* Instructions for the task
Work out the number of lines with "Management" in them. Reply with that number and no other words.

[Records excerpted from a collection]

— begin —

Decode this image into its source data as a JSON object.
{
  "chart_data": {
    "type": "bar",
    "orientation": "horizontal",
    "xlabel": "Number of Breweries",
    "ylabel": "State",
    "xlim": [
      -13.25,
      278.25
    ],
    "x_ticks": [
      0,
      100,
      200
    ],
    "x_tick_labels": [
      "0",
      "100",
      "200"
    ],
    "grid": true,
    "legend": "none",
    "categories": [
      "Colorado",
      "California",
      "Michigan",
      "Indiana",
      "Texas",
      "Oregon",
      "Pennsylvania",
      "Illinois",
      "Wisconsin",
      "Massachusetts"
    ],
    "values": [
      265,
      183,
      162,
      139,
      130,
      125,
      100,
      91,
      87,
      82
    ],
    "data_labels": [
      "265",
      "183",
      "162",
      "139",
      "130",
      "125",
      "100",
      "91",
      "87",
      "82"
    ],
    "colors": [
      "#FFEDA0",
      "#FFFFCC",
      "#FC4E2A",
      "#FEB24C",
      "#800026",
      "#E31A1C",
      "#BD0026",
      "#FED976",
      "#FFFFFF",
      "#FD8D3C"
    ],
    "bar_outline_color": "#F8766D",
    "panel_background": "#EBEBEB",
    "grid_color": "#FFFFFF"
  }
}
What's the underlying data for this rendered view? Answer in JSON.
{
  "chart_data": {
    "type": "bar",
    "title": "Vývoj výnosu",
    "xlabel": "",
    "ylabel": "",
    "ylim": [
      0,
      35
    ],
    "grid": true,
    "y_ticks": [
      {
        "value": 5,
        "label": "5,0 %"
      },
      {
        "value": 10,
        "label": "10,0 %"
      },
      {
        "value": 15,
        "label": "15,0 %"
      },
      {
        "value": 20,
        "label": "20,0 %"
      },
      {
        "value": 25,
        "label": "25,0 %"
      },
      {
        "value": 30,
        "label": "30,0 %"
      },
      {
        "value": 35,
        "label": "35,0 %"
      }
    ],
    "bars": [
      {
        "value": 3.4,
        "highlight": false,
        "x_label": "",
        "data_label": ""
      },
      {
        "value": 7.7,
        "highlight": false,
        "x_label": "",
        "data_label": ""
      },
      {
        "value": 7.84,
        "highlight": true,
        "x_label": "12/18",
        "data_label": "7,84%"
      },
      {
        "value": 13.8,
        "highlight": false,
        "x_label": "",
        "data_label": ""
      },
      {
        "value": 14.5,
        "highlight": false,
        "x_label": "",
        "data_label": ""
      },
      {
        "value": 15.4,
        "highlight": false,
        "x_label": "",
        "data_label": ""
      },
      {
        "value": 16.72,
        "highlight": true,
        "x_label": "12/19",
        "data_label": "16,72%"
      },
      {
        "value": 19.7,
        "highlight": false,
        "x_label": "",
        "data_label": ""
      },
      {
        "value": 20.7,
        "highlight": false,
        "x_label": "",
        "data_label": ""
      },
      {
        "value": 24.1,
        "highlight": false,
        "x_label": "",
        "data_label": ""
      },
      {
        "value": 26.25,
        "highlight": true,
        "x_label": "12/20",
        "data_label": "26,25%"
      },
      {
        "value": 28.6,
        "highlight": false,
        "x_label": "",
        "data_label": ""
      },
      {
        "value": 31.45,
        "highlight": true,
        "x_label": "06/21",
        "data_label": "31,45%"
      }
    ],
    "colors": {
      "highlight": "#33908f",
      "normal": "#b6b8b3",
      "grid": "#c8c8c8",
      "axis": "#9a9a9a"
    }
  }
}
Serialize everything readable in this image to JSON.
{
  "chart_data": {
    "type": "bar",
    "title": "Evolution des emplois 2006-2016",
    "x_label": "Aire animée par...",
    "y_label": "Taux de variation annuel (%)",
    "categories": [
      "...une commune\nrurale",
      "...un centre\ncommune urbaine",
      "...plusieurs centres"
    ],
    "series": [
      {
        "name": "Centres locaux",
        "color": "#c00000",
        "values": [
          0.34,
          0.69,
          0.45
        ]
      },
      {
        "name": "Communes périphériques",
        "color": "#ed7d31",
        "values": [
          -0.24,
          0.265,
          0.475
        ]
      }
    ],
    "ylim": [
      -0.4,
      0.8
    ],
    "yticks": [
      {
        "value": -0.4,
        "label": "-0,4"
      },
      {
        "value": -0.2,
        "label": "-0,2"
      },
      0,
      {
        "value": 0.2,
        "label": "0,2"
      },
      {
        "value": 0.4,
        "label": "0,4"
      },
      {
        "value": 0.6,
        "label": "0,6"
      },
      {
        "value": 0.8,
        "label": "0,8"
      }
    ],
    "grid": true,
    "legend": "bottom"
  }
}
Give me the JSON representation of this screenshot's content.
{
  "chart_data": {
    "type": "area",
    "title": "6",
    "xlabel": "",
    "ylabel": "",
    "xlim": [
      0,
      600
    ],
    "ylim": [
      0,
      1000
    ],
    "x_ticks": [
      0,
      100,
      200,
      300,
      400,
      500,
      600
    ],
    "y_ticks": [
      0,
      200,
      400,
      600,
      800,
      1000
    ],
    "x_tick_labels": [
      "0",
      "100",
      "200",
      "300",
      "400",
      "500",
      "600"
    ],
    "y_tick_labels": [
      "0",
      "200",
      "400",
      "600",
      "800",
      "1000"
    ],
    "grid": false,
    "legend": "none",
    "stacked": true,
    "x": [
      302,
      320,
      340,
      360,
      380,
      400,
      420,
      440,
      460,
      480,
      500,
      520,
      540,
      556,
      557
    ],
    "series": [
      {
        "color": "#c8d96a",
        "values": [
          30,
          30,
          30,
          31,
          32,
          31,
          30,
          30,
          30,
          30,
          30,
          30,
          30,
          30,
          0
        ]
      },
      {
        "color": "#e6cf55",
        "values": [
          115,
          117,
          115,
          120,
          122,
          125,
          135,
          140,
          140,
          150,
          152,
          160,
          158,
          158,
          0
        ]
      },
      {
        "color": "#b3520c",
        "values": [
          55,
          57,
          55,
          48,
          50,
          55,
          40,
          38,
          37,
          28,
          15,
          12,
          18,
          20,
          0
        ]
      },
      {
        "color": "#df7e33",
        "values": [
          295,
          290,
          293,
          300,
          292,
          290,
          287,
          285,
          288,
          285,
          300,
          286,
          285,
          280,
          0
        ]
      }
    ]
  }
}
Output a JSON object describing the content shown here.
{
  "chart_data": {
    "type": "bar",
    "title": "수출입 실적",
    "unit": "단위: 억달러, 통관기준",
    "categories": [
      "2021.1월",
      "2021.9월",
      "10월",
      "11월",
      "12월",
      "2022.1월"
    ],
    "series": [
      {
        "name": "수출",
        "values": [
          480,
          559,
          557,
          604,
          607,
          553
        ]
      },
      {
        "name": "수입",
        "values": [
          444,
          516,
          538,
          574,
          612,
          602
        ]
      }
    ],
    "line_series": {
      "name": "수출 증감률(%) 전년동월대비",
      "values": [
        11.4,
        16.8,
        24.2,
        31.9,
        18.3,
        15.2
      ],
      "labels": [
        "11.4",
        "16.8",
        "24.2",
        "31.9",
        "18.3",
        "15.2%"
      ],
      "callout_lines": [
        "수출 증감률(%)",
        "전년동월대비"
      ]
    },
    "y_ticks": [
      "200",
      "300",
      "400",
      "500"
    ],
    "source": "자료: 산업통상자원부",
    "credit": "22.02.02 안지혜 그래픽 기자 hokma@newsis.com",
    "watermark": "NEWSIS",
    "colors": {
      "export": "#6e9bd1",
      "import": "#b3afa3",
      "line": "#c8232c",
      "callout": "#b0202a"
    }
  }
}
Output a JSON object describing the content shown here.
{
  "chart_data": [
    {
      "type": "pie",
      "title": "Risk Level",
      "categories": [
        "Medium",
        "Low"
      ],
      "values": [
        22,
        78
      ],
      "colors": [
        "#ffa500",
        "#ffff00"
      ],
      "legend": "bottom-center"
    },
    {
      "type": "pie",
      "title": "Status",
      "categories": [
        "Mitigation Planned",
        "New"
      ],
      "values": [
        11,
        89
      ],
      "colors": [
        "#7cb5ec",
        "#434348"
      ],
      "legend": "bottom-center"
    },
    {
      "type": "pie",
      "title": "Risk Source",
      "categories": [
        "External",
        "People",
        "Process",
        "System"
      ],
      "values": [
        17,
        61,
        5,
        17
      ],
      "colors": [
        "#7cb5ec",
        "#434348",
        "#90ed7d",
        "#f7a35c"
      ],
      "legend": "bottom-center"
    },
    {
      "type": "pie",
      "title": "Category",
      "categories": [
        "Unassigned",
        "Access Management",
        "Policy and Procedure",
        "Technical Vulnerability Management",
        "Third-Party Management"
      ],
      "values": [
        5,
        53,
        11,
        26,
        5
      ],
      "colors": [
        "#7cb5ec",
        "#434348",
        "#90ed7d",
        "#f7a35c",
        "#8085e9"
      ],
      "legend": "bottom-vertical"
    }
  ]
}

— end —

* Reply
3